Definizione di Theodor Von Sickel : Sono documenti le testimonianze scritte, redatte
secondo una forma determinata - sebbene variabile in relazione al luogo, all’epoca,
alla persona, al negozio – su fatti di natura giuridica.
Definizione in senso diplomatistico di Cesare Paoli: il documento è una testimonianza
scritta di un fatto di natura giuridica, compilata con l’osservanza di certe determinate
forme, le quali sono destinate a procurarle fede e a darle forza di prova.
Elementi che scaturiscono dalla definizione di Paoli:
- rientra nell’oggetto della diplomatica solo il documento SCRITTO
- il contenuto del documento deve avere NATURA GIURIDICA
- il modo in cui è redatto deve avere una FORMA PRECISA che gli dia credibilità
La diplomatica è la scienza che ha per oggetto lo studio critico del documento al fine
di determinare il valore come testimonianza storica.
Il documento rispecchia sempre una determinata situazione politica, sociale ed
economica e in quanto attestazione scritta fissa anche nel tempo le fasi
dell’evoluzione linguistica.
Il termine Diplomatica è entrato in uso attraverso il titolo del primo trattato di questa
disciplina: i 6 libri DE RE DIPLOMATICA di Jean Mabillon 1681. Il termine di origine
greca venne utilizzato raramente nel medioevo ma tornò in auge in età umanistica
soprattutto per designare i documenti signorili emanati in forma solenne.
L’ambito della diplomatica si va allargando anche ad altre scritture, ma non si può
estendere a tutti i pezzi di archivio. Gli atti preparatori per esempio non posso essere
studiati da soli ma per comprendere meglio il documento vero e proprio. In questo
senso i tedeschi utilizzano due termini diversi per documenti giuridici in senso stretto
e scritture di altro genere, mentre in Italia e Francia si usa genericamente il termine
Atti.
L’analisi critica esercitata dalla Diplomatica si basa sulle forme del documento, le quali
hanno una loro tipicità che ne rende possibile la sistemazione scientifica. La
documentazione si attua secondo schemi espressivi ed elementi formali ricorrenti di
frequente in modo pressoché uniformi. George Tessier: oggetto della diplomatica è la
spiegazione degli atti scritti, è la conoscenza ragionata delle regole di forma che si
applicano agli scritti e ai documenti assimilati. Tale caratteristica ha influito sulla
scienza Diplomatica che per oltre due secoli è rimasta ancorata ad un metodo
eminentemente classificatorio che risultava inadeguato per problemi di carattere
storico.

Voci salvate:

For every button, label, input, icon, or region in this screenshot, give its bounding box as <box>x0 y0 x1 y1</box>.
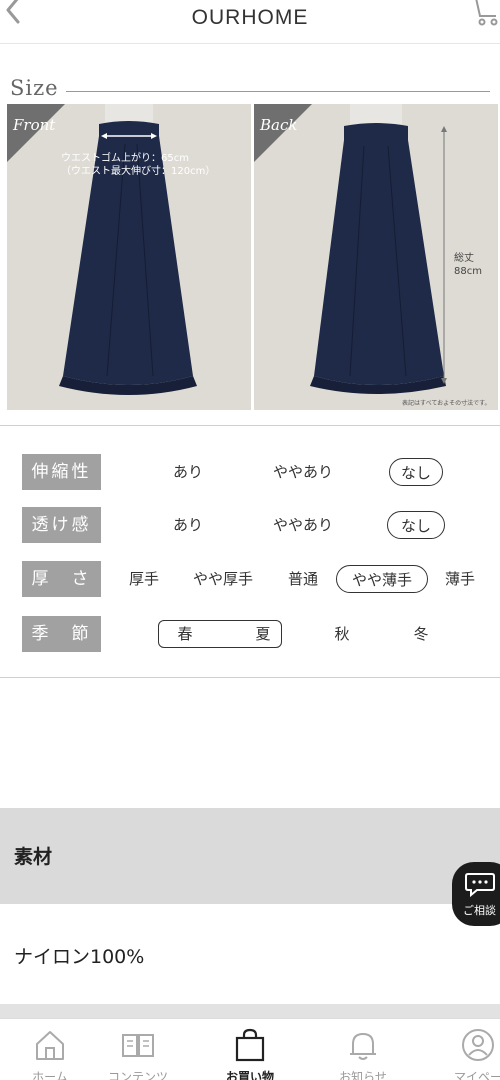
front-photo: Front ウエストゴム上がり：65cm （ウエスト最大伸び寸：120cm） <box>7 104 251 410</box>
bell-icon <box>350 1032 376 1060</box>
attr-label: 透け感 <box>22 507 101 543</box>
attr-row-thickness: 厚 さ 厚手 やや厚手 普通 やや薄手 薄手 <box>0 561 500 597</box>
option: 普通 <box>287 570 318 588</box>
option-selected: なし <box>387 511 445 539</box>
attr-label: 季 節 <box>22 616 101 652</box>
attr-row-sheerness: 透け感 あり ややあり なし <box>0 507 500 543</box>
bottom-tab-bar: ホーム コンテンツ お買い物 お知らせ マイペー <box>0 1018 500 1080</box>
waist-note: ウエストゴム上がり：65cm <box>61 153 189 164</box>
attr-row-season: 季 節 春 夏 秋 冬 <box>0 616 500 652</box>
tab-home[interactable]: ホーム <box>0 1019 100 1080</box>
option: 夏 <box>255 625 271 643</box>
front-label: Front <box>13 116 56 134</box>
tab-contents[interactable]: コンテンツ <box>88 1019 188 1080</box>
tab-notifications[interactable]: お知らせ <box>313 1019 413 1080</box>
option: 秋 <box>334 625 350 643</box>
tab-label: ホーム <box>32 1070 68 1080</box>
tab-shopping[interactable]: お買い物 <box>200 1019 300 1080</box>
back-photo: Back 総丈 88cm 表記はすべておよその寸法です。 <box>254 104 498 410</box>
measurement-disclaimer: 表記はすべておよその寸法です。 <box>402 400 491 407</box>
material-header[interactable]: 素材 <box>0 808 500 904</box>
user-icon <box>462 1029 494 1061</box>
attribute-table: 伸縮性 あり ややあり なし 透け感 あり ややあり なし 厚 さ 厚手 やや厚… <box>0 425 500 678</box>
material-value: ナイロン100% <box>14 946 145 968</box>
option: 冬 <box>413 625 429 643</box>
chat-label: ご相談 <box>463 904 496 917</box>
option: ややあり <box>272 516 333 534</box>
option: あり <box>172 516 203 534</box>
tab-mypage[interactable]: マイペー <box>428 1019 500 1080</box>
option: ややあり <box>272 463 333 481</box>
length-label: 総丈 <box>454 253 474 264</box>
back-label: Back <box>260 116 298 134</box>
attr-label: 厚 さ <box>22 561 101 597</box>
tab-label: お知らせ <box>339 1070 387 1080</box>
material-title: 素材 <box>14 846 53 868</box>
tab-label: コンテンツ <box>107 1070 168 1080</box>
tab-label: お買い物 <box>225 1070 274 1080</box>
attr-row-stretch: 伸縮性 あり ややあり なし <box>0 454 500 490</box>
option: 春 <box>177 625 193 643</box>
section-divider <box>0 1004 500 1018</box>
attr-label: 伸縮性 <box>22 454 101 490</box>
cart-icon[interactable] <box>468 0 500 26</box>
chat-consult-button[interactable]: ご相談 <box>452 862 500 926</box>
app-header: OURHOME <box>0 0 500 44</box>
home-icon <box>36 1031 64 1060</box>
book-icon <box>122 1034 154 1057</box>
page-title: OURHOME <box>191 6 309 29</box>
waist-max-note: （ウエスト最大伸び寸：120cm） <box>61 166 216 177</box>
chat-bubble-icon <box>465 873 495 898</box>
option-selected: なし <box>389 458 443 486</box>
option: あり <box>172 463 203 481</box>
divider <box>66 91 490 92</box>
length-value: 88cm <box>454 266 482 277</box>
tab-label: マイペー <box>453 1070 500 1080</box>
option: 薄手 <box>444 570 475 588</box>
size-section-title: Size <box>10 76 59 100</box>
option: やや厚手 <box>192 570 253 588</box>
shopping-bag-icon <box>235 1028 265 1062</box>
option: 厚手 <box>128 570 159 588</box>
option-selected: やや薄手 <box>336 565 428 593</box>
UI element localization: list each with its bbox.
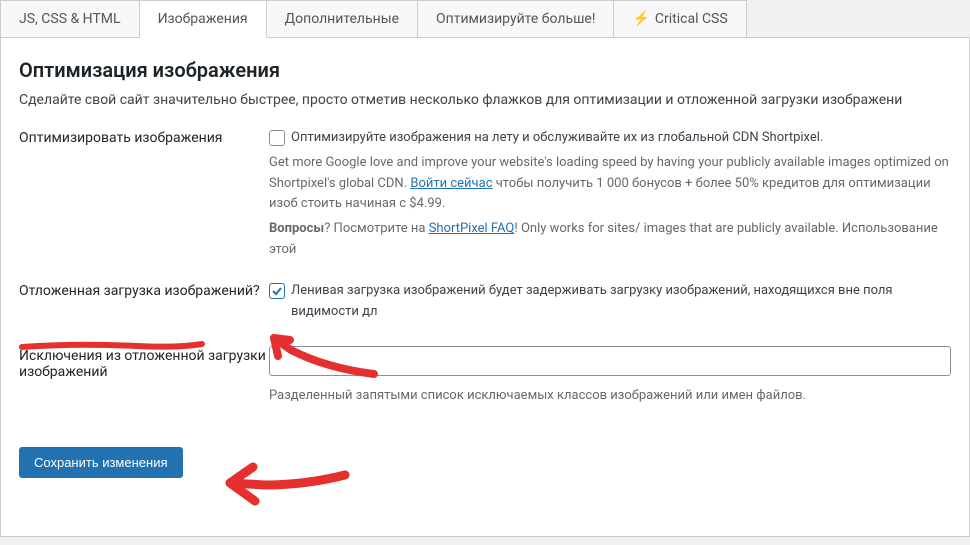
tab-optimize-more[interactable]: Оптимизируйте больше! <box>418 0 614 38</box>
checkbox-lazy-load-label: Ленивая загрузка изображений будет задер… <box>291 281 951 323</box>
row-lazy-load: Отложенная загрузка изображений? Ленивая… <box>19 281 951 327</box>
lightning-icon: ⚡ <box>632 11 649 27</box>
row-optimize-images: Оптимизировать изображения Оптимизируйте… <box>19 128 951 261</box>
exclude-help: Разделенный запятыми список исключаемых … <box>269 386 951 407</box>
settings-panel: Оптимизация изображения Сделайте свой са… <box>0 37 970 537</box>
tab-critical-css-label: Critical CSS <box>655 11 728 27</box>
checkbox-optimize-images-label: Оптимизируйте изображения на лету и обсл… <box>291 128 823 149</box>
label-exclude: Исключения из отложенной загрузки изобра… <box>19 346 269 380</box>
tab-images[interactable]: Изображения <box>140 0 267 38</box>
intro-text: Сделайте свой сайт значительно быстрее, … <box>19 92 951 108</box>
exclude-input[interactable] <box>269 346 951 376</box>
row-exclude: Исключения из отложенной загрузки изобра… <box>19 346 951 407</box>
label-optimize-images: Оптимизировать изображения <box>19 128 269 146</box>
optimize-images-questions: Вопросы? Посмотрите на ShortPixel FAQ! O… <box>269 219 951 261</box>
faq-link[interactable]: ShortPixel FAQ <box>429 221 515 236</box>
save-button[interactable]: Сохранить изменения <box>19 447 183 478</box>
tab-critical-css[interactable]: ⚡ Critical CSS <box>614 0 746 38</box>
tab-extra[interactable]: Дополнительные <box>267 0 418 38</box>
checkbox-lazy-load[interactable] <box>269 283 285 299</box>
label-lazy-load: Отложенная загрузка изображений? <box>19 281 269 299</box>
login-link[interactable]: Войти сейчас <box>410 176 492 191</box>
checkbox-optimize-images[interactable] <box>269 130 285 146</box>
page-title: Оптимизация изображения <box>19 58 951 82</box>
tab-js-css-html[interactable]: JS, CSS & HTML <box>0 0 140 38</box>
tabs-nav: JS, CSS & HTML Изображения Дополнительны… <box>0 0 970 38</box>
optimize-images-desc: Get more Google love and improve your we… <box>269 153 951 215</box>
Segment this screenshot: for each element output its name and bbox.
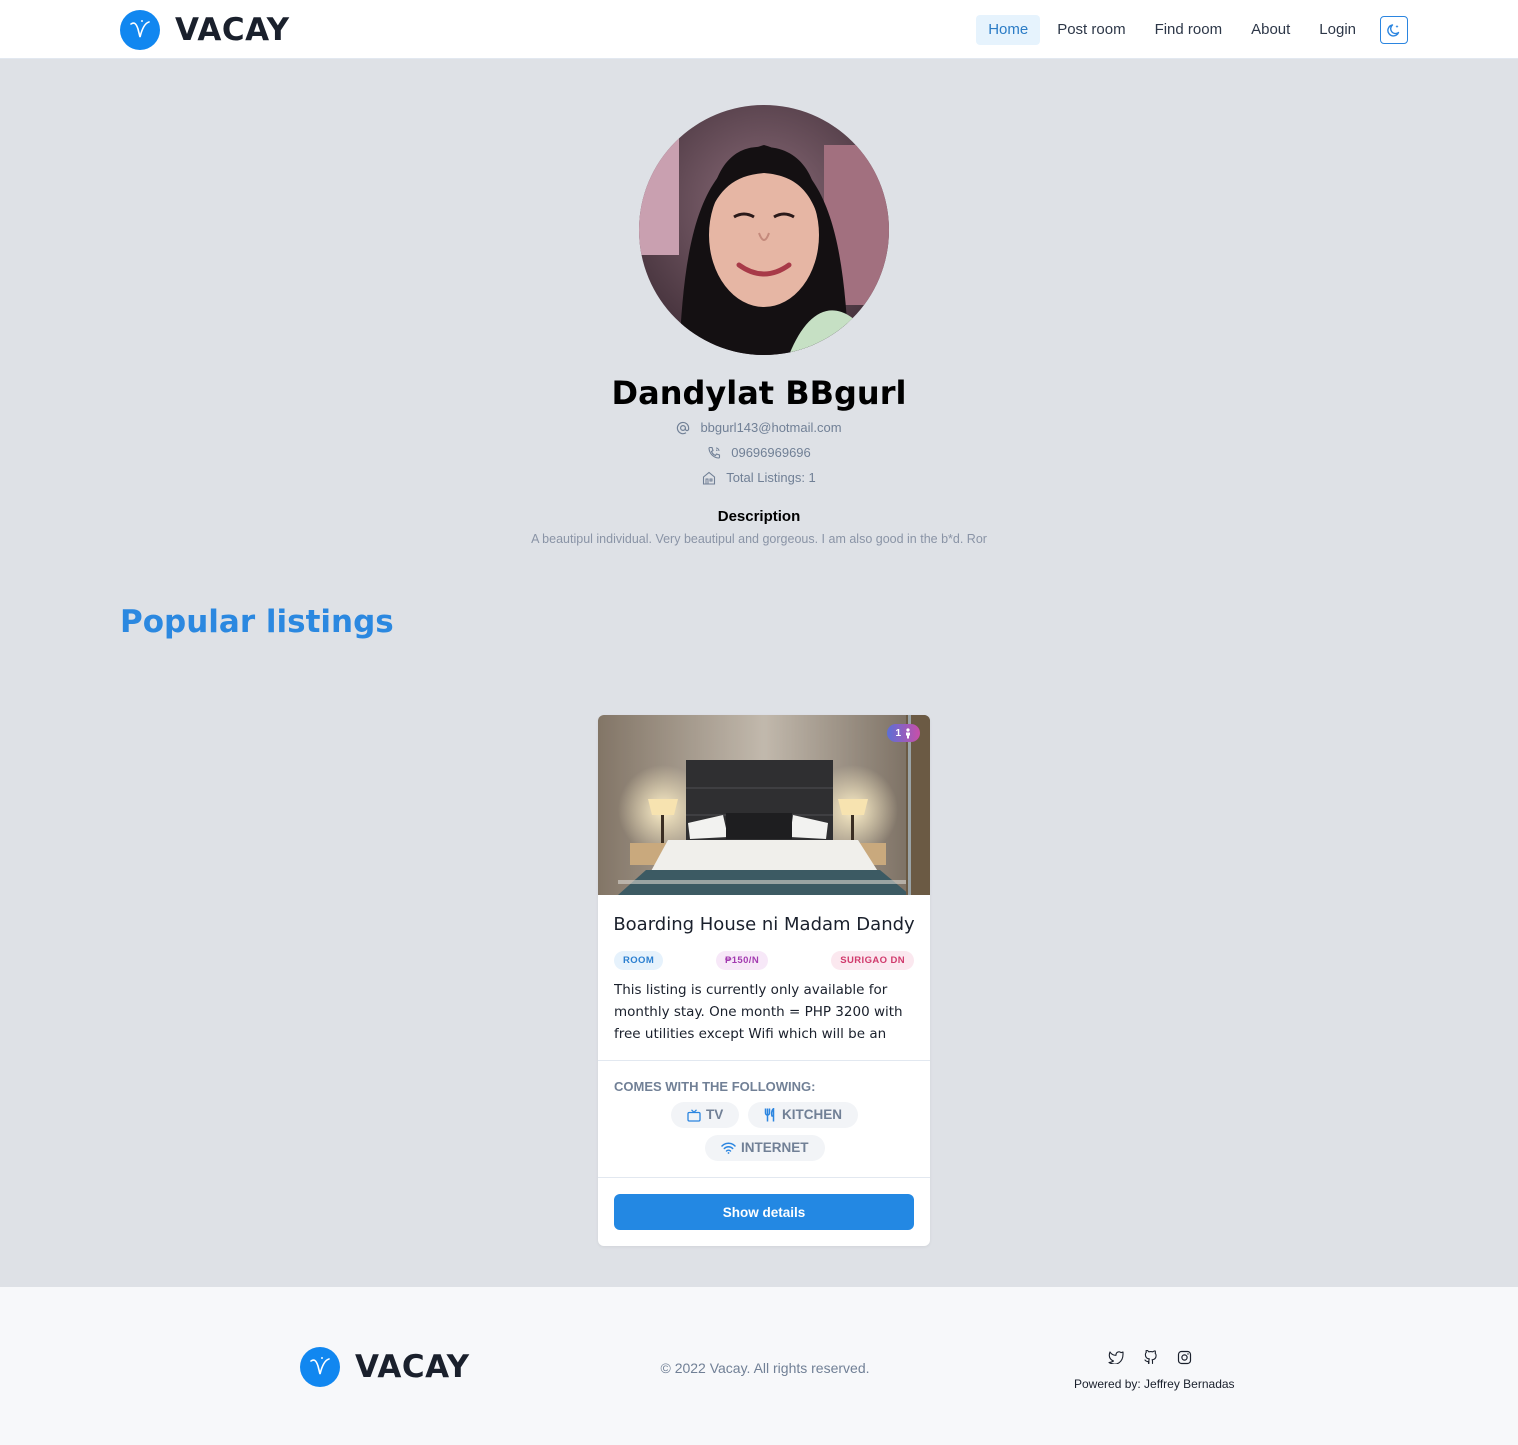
phone-icon xyxy=(707,446,721,460)
guest-count: 1 xyxy=(895,727,901,739)
description-heading: Description xyxy=(717,508,801,525)
guest-count-badge: 1 xyxy=(887,724,920,742)
listing-photo: 1 xyxy=(598,715,930,895)
amenity-internet: INTERNET xyxy=(705,1135,825,1161)
building-icon xyxy=(702,471,716,485)
nav-home[interactable]: Home xyxy=(976,15,1041,45)
nav-links: Home Post room Find room About Login xyxy=(971,15,1408,45)
tv-icon xyxy=(687,1108,701,1122)
profile-total-listings: Total Listings: 1 xyxy=(726,470,816,485)
card-divider xyxy=(598,1060,930,1061)
profile-listings-row: Total Listings: 1 xyxy=(0,470,1518,485)
instagram-icon[interactable] xyxy=(1176,1349,1192,1365)
copyright-text: © 2022 Vacay. All rights reserved. xyxy=(660,1360,870,1376)
footer: VACAY © 2022 Vacay. All rights reserved.… xyxy=(0,1287,1518,1445)
github-icon[interactable] xyxy=(1142,1349,1158,1365)
at-sign-icon xyxy=(676,421,690,435)
wifi-icon xyxy=(721,1142,736,1154)
brand-name: VACAY xyxy=(175,12,290,48)
nav-about[interactable]: About xyxy=(1239,15,1302,45)
twitter-icon[interactable] xyxy=(1108,1349,1124,1365)
amenities-heading: COMES WITH THE FOLLOWING: xyxy=(614,1079,816,1094)
moon-icon xyxy=(1386,22,1402,38)
social-links xyxy=(1108,1349,1192,1365)
listing-price-tag: ₱150/N xyxy=(716,951,769,970)
profile-phone-row: 09696969696 xyxy=(0,445,1518,460)
profile-email: bbgurl143@hotmail.com xyxy=(700,420,842,435)
listing-card: 1 Boarding House ni Madam Dandy ROOM ₱15… xyxy=(598,715,930,1246)
powered-by-text: Powered by: Jeffrey Bernadas xyxy=(1074,1377,1235,1391)
nav-find-room[interactable]: Find room xyxy=(1143,15,1235,45)
vacay-logo-icon xyxy=(120,10,160,50)
popular-listings-heading: Popular listings xyxy=(120,604,394,640)
listing-type-tag: ROOM xyxy=(614,951,664,970)
listing-location-tag: SURIGAO DN xyxy=(831,951,914,970)
utensils-icon xyxy=(764,1108,777,1122)
amenity-tv: TV xyxy=(671,1102,740,1128)
show-details-button[interactable]: Show details xyxy=(614,1194,914,1230)
nav-login[interactable]: Login xyxy=(1307,15,1368,45)
brand-logo[interactable]: VACAY xyxy=(120,10,290,50)
profile-name: Dandylat BBgurl xyxy=(611,374,907,412)
card-divider xyxy=(598,1177,930,1178)
navbar: VACAY Home Post room Find room About Log… xyxy=(0,0,1518,59)
profile-description: A beautipul individual. Very beautipul a… xyxy=(531,532,987,546)
theme-toggle-button[interactable] xyxy=(1380,16,1408,44)
person-icon xyxy=(904,727,912,739)
profile-phone: 09696969696 xyxy=(731,445,811,460)
profile-avatar xyxy=(639,105,889,355)
nav-post-room[interactable]: Post room xyxy=(1045,15,1137,45)
listing-description: This listing is currently only available… xyxy=(614,982,903,1042)
listing-title: Boarding House ni Madam Dandy xyxy=(613,914,915,935)
amenity-kitchen: KITCHEN xyxy=(748,1102,858,1128)
profile-email-row: bbgurl143@hotmail.com xyxy=(0,420,1518,435)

CONSEGNE:
**a)** Secondo il brano sulla diplomatica, attraverso il titolo di quale opera è entrato in uso il termine Diplomatica, e in che anno?
**b)** Stabilisca se ciascuna delle seguenti affermazioni concorda con il brano sulla diplomatica e citi le parole del testo che lo decidono. (i) Secondo gli elementi tratti dalla definizione di Paoli, è oggetto della diplomatica solo il documento scritto. (ii) Nel medioevo il termine Diplomatica fu usato di frequente. (iii) In Italia e in Francia si adoperano due termini distinti per i documenti giuridici in senso stretto e per le scritture di altro genere.

RISPOSTE ALLE CONSEGNE:
**a)** Attraverso i 6 libri De re diplomatica di Jean Mabillon, del 1681.

**b)**
(i) Sì: «rientra nell’oggetto della diplomatica solo il documento SCRITTO».
(ii) No: «venne utilizzato raramente nel medioevo».
(iii) No: «in Italia e Francia si usa genericamente il termine Atti».